→ **GIVEN REQUEST**
From the listing below, select every line where the word "Тухачевского" appears.

[START]

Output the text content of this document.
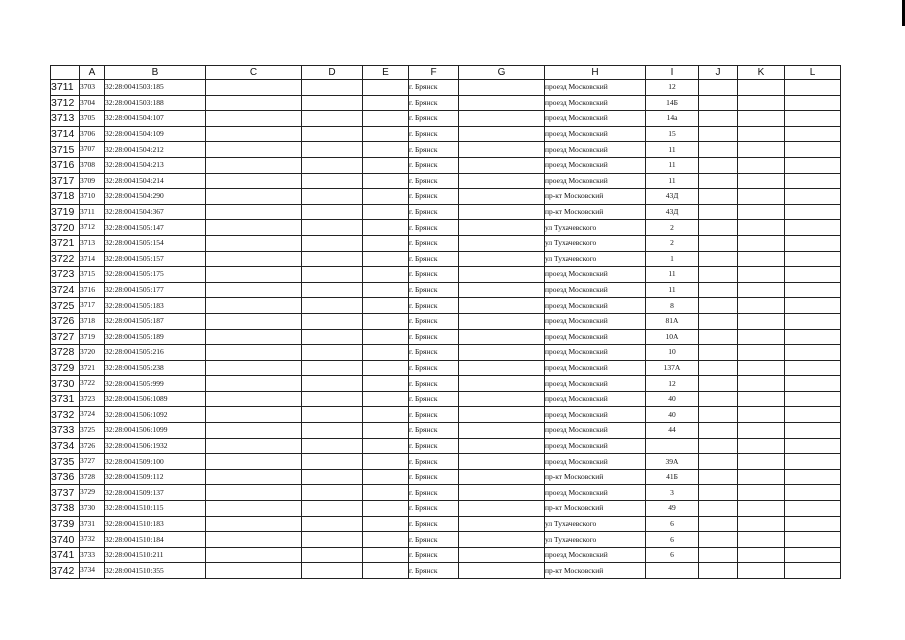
	A	B	C	D	E	F	G	H	I	J	K	L
3711	3703	32:28:0041503:185				г. Брянск		проезд Московский	12			
3712	3704	32:28:0041503:188				г. Брянск		проезд Московский	14Б			
3713	3705	32:28:0041504:107				г. Брянск		проезд Московский	14а			
3714	3706	32:28:0041504:109				г. Брянск		проезд Московский	15			
3715	3707	32:28:0041504:212				г. Брянск		проезд Московский	11			
3716	3708	32:28:0041504:213				г. Брянск		проезд Московский	11			
3717	3709	32:28:0041504:214				г. Брянск		проезд Московский	11			
3718	3710	32:28:0041504:290				г. Брянск		пр-кт Московский	43Д			
3719	3711	32:28:0041504:367				г. Брянск		пр-кт Московский	43Д			
3720	3712	32:28:0041505:147				г. Брянск		ул Тухачевского	2			
3721	3713	32:28:0041505:154				г. Брянск		ул Тухачевского	2			
3722	3714	32:28:0041505:157				г. Брянск		ул Тухачевского	1			
3723	3715	32:28:0041505:175				г. Брянск		проезд Московский	11			
3724	3716	32:28:0041505:177				г. Брянск		проезд Московский	11			
3725	3717	32:28:0041505:183				г. Брянск		проезд Московский	8			
3726	3718	32:28:0041505:187				г. Брянск		проезд Московский	81А			
3727	3719	32:28:0041505:189				г. Брянск		проезд Московский	10А			
3728	3720	32:28:0041505:216				г. Брянск		проезд Московский	10			
3729	3721	32:28:0041505:238				г. Брянск		проезд Московский	137А			
3730	3722	32:28:0041505:999				г. Брянск		проезд Московский	12			
3731	3723	32:28:0041506:1089				г. Брянск		проезд Московский	40			
3732	3724	32:28:0041506:1092				г. Брянск		проезд Московский	40			
3733	3725	32:28:0041506:1099				г. Брянск		проезд Московский	44			
3734	3726	32:28:0041506:1932				г. Брянск		проезд Московский				
3735	3727	32:28:0041509:100				г. Брянск		проезд Московский	39А			
3736	3728	32:28:0041509:112				г. Брянск		пр-кт Московский	41Б			
3737	3729	32:28:0041509:137				г. Брянск		проезд Московский	3			
3738	3730	32:28:0041510:115				г. Брянск		пр-кт Московский	49			
3739	3731	32:28:0041510:183				г. Брянск		ул Тухачевского	6			
3740	3732	32:28:0041510:184				г. Брянск		ул Тухачевского	6			
3741	3733	32:28:0041510:211				г. Брянск		проезд Московский	6			
3742	3734	32:28:0041510:355				г. Брянск		пр-кт Московский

[END]

→ **REPLY**
3720	3712	32:28:0041505:147				г. Брянск		ул Тухачевского	2			
3721	3713	32:28:0041505:154				г. Брянск		ул Тухачевского	2			
3722	3714	32:28:0041505:157				г. Брянск		ул Тухачевского	1			
3739	3731	32:28:0041510:183				г. Брянск		ул Тухачевского	6			
3740	3732	32:28:0041510:184				г. Брянск		ул Тухачевского	6			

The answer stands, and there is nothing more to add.